What you have to do — Locate every line below that contains the word "Обговорити" and copy it.

Items from a data source —
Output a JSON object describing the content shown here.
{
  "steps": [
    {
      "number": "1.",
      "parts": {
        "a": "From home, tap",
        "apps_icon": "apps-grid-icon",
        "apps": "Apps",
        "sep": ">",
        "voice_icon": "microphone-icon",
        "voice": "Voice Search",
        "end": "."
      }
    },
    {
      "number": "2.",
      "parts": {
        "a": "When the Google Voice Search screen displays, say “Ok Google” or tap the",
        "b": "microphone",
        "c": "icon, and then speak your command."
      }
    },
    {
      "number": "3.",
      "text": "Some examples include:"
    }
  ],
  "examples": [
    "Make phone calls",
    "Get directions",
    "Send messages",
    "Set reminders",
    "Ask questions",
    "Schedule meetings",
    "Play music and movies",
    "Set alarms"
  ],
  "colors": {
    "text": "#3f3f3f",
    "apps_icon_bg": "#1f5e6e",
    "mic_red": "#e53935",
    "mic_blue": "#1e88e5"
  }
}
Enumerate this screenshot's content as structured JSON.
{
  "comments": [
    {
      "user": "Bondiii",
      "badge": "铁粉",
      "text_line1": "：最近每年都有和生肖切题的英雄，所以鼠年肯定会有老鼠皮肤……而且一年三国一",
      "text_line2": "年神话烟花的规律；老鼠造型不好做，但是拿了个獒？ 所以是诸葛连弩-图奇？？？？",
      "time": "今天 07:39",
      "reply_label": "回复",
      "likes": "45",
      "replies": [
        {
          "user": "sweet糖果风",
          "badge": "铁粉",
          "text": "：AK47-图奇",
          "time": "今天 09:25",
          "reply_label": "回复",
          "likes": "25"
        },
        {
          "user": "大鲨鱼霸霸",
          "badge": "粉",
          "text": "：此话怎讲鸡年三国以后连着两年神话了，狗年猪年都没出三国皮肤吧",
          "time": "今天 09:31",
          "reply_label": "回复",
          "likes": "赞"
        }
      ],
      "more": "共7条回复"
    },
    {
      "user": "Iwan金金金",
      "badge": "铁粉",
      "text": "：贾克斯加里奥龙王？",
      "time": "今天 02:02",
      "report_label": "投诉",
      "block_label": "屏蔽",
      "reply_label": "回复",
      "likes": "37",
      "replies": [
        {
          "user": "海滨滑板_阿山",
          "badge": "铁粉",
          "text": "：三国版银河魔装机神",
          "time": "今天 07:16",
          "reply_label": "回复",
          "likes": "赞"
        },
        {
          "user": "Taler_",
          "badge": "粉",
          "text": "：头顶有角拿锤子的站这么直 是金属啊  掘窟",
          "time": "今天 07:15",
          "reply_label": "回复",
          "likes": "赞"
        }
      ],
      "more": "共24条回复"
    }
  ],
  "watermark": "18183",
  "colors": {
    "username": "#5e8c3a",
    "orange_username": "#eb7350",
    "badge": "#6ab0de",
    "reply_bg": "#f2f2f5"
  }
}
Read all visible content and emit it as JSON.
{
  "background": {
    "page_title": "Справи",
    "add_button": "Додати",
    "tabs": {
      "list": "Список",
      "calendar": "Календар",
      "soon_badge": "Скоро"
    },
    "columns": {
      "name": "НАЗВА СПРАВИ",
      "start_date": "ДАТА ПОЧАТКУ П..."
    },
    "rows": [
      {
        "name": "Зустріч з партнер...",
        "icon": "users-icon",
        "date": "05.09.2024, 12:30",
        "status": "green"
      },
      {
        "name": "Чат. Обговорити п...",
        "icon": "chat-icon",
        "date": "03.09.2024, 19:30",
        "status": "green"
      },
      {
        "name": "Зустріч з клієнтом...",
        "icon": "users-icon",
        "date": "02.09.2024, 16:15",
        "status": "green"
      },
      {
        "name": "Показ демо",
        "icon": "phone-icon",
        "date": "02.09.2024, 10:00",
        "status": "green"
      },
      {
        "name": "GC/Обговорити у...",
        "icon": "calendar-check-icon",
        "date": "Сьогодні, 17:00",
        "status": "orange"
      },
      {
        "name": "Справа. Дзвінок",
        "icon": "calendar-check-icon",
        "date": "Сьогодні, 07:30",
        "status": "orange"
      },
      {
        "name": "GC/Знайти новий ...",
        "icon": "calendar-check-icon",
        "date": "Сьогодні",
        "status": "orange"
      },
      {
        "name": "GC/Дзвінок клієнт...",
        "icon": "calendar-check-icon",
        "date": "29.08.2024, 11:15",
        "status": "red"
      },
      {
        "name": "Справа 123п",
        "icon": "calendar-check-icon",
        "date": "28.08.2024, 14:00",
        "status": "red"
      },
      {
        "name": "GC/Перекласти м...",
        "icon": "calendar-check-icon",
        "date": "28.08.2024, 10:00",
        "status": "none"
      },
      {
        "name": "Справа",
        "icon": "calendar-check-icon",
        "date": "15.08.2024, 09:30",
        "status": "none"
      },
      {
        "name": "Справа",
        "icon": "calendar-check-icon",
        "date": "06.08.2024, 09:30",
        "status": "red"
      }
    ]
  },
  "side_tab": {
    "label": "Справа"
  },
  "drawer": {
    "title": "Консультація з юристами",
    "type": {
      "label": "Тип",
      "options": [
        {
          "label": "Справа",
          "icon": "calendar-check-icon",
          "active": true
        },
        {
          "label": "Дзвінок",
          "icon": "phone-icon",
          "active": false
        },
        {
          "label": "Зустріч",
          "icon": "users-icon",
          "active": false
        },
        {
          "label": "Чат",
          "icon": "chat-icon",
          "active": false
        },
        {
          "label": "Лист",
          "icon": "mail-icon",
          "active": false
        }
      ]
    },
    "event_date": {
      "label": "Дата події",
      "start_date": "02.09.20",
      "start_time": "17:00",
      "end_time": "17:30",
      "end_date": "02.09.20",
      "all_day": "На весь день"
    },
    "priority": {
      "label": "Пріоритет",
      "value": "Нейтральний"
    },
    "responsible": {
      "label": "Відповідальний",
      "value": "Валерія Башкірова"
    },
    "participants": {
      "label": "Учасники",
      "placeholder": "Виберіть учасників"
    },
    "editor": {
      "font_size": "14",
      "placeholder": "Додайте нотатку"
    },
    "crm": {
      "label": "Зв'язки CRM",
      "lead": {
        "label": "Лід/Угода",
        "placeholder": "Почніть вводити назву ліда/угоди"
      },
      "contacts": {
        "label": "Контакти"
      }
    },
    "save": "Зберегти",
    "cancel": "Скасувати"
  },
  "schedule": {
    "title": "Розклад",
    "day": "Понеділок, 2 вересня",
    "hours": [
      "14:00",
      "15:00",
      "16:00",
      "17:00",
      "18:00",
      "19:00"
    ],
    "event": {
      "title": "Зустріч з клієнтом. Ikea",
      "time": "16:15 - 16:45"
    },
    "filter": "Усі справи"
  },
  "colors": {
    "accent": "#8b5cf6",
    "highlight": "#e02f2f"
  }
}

Exercise output —
        "name": "Чат. Обговорити п...",
        "name": "GC/Обговорити у...",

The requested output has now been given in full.